===== Material shown =====

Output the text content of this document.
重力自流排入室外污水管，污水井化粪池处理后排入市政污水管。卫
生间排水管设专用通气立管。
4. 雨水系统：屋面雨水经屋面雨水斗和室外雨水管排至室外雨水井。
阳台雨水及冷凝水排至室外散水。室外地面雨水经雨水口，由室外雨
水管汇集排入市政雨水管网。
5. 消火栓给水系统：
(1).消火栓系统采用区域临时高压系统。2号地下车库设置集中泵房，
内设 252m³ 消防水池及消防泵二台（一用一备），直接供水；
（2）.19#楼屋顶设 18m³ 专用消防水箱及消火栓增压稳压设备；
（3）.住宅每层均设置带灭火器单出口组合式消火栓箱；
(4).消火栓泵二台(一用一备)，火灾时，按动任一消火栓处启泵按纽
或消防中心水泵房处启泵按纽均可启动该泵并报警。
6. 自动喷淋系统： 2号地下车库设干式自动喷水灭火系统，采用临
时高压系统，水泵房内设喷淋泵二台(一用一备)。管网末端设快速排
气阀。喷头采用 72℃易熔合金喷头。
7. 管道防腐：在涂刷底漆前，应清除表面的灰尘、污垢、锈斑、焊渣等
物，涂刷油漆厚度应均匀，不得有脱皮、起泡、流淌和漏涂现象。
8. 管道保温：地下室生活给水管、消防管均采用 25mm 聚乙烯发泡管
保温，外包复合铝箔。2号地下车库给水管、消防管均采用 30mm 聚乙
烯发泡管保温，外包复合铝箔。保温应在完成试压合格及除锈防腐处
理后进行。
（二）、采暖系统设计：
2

=====

List all lines where "消防管均采用" occurs.

8. 管道保温：地下室生活给水管、消防管均采用 25mm 聚乙烯发泡管
保温，外包复合铝箔。2号地下车库给水管、消防管均采用 30mm 聚乙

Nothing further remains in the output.